### Given exercise
Repeat all of the data precisely.

### Supplied data
____________

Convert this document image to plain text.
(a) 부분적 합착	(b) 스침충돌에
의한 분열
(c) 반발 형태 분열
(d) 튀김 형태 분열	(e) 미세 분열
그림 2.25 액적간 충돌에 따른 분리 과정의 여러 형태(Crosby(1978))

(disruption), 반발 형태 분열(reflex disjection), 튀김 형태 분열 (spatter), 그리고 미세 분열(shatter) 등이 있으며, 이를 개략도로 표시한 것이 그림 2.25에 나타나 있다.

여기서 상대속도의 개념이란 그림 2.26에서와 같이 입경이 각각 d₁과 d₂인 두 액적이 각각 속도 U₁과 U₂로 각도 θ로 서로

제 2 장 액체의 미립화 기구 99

____________

### Output for this exercise
Convert this document image to plain text.
(a) 부분적 합착	(b) 스침충돌에
의한 분열
(c) 반발 형태 분열
(d) 튀김 형태 분열	(e) 미세 분열
그림 2.25 액적간 충돌에 따른 분리 과정의 여러 형태(Crosby(1978))

(disruption), 반발 형태 분열(reflex disjection), 튀김 형태 분열 (spatter), 그리고 미세 분열(shatter) 등이 있으며, 이를 개략도로 표시한 것이 그림 2.25에 나타나 있다.

여기서 상대속도의 개념이란 그림 2.26에서와 같이 입경이 각각 d₁과 d₂인 두 액적이 각각 속도 U₁과 U₂로 각도 θ로 서로

제 2 장 액체의 미립화 기구 99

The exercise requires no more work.